EXERCISE INSTRUCTIONS:
State only the count of lines in the listing below that hold "ylabel".
=== ENTRIES PROVIDED ===
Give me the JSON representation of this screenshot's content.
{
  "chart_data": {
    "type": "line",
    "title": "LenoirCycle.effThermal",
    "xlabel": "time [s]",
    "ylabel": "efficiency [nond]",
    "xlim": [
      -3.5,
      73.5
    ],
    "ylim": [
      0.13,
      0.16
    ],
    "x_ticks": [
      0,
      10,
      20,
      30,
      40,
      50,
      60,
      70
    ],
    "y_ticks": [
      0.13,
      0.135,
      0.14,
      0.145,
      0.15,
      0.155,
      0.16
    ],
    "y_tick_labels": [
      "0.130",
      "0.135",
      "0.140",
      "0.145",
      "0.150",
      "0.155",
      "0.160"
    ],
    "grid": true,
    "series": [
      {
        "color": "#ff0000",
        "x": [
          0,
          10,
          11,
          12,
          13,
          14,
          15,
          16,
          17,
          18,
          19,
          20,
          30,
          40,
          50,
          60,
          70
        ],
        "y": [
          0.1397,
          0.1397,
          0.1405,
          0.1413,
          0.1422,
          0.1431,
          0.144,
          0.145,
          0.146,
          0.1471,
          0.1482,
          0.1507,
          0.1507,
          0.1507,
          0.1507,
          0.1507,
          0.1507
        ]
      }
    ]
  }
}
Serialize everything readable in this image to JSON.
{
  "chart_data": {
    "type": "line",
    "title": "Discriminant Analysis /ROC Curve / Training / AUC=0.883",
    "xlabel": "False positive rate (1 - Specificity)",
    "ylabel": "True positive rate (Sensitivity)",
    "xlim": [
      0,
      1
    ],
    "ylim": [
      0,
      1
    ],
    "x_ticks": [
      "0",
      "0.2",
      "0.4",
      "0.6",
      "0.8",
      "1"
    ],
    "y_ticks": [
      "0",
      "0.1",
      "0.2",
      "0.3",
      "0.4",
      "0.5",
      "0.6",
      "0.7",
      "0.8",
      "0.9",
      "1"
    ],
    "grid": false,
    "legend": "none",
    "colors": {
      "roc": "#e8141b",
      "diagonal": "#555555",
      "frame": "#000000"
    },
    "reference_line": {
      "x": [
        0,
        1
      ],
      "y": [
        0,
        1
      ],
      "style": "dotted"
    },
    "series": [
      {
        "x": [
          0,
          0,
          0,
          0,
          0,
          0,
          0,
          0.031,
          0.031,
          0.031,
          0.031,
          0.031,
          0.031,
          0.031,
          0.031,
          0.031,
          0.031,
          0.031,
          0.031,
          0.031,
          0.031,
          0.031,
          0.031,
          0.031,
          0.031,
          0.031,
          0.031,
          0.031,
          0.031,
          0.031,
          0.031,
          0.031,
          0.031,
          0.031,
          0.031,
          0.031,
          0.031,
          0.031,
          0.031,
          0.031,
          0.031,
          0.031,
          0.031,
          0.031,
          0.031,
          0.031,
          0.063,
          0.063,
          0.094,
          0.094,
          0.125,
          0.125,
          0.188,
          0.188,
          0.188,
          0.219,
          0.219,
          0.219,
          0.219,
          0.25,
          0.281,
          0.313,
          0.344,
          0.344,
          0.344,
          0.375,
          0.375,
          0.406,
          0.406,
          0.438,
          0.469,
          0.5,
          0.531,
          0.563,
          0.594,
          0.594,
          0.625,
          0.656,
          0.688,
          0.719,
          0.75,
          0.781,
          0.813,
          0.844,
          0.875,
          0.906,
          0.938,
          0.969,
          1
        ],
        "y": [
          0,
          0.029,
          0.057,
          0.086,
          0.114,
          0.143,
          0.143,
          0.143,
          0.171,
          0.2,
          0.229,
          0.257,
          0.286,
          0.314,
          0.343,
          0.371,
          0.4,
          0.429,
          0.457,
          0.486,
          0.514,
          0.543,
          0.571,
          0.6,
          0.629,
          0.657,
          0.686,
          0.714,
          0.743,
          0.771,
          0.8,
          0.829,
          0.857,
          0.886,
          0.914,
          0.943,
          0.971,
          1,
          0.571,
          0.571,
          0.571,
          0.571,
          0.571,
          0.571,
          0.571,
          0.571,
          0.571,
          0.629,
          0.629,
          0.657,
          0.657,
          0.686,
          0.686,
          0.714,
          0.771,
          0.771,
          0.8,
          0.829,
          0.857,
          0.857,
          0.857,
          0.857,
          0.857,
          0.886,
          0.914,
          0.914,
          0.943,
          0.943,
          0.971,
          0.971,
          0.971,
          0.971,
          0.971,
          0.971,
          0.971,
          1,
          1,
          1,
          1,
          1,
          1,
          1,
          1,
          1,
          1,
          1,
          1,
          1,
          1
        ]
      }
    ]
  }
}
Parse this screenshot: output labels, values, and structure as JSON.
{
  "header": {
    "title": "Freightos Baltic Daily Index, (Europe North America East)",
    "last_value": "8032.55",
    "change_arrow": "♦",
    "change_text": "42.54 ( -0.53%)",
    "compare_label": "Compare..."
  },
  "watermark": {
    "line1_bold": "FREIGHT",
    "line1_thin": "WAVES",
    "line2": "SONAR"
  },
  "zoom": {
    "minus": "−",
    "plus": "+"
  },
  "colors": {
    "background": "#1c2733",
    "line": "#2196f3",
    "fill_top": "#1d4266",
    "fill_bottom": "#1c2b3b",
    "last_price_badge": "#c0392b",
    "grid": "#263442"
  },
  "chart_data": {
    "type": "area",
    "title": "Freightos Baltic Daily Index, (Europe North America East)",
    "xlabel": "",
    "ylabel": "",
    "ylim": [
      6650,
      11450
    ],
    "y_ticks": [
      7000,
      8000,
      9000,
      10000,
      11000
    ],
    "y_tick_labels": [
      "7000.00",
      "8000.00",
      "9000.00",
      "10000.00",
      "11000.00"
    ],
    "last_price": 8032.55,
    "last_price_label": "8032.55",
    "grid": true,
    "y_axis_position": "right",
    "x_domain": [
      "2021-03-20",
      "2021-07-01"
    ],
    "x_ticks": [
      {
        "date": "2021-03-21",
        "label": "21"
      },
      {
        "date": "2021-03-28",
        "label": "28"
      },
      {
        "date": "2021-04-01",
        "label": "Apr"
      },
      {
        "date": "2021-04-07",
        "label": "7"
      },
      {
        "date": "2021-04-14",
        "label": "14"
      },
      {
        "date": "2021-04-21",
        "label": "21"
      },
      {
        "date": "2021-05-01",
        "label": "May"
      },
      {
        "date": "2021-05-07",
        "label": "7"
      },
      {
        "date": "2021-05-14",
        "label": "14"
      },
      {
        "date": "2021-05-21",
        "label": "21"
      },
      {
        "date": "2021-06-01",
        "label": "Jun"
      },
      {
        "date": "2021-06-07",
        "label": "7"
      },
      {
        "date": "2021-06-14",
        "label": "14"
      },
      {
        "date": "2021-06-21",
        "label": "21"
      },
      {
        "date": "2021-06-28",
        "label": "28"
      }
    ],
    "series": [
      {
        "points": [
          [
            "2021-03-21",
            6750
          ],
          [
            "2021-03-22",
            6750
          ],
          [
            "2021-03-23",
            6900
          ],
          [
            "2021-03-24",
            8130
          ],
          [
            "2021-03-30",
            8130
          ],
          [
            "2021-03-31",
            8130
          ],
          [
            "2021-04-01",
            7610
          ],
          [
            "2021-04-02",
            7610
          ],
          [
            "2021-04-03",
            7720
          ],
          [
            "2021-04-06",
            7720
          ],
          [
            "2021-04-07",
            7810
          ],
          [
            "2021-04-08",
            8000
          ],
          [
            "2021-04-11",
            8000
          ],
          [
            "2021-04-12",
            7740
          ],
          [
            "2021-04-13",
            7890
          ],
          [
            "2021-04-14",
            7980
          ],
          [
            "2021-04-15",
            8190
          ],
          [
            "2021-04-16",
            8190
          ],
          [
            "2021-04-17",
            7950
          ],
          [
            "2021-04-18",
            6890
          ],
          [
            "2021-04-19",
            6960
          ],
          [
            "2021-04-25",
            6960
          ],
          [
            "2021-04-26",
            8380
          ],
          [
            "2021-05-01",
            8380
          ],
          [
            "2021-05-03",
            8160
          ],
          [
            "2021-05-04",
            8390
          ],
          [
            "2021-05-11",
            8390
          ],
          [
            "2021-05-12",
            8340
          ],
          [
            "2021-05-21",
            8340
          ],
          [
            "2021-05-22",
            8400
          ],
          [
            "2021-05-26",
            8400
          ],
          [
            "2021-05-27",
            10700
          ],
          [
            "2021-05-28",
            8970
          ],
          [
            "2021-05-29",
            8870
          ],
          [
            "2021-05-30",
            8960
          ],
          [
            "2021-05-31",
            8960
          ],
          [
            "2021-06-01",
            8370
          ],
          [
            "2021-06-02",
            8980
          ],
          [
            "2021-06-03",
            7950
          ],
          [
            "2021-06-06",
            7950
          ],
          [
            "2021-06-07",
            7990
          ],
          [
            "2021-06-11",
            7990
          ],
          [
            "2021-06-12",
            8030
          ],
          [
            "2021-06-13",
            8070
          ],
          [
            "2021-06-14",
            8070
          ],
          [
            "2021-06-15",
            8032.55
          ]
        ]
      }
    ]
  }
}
===
ANSWER TO THE TASK:
3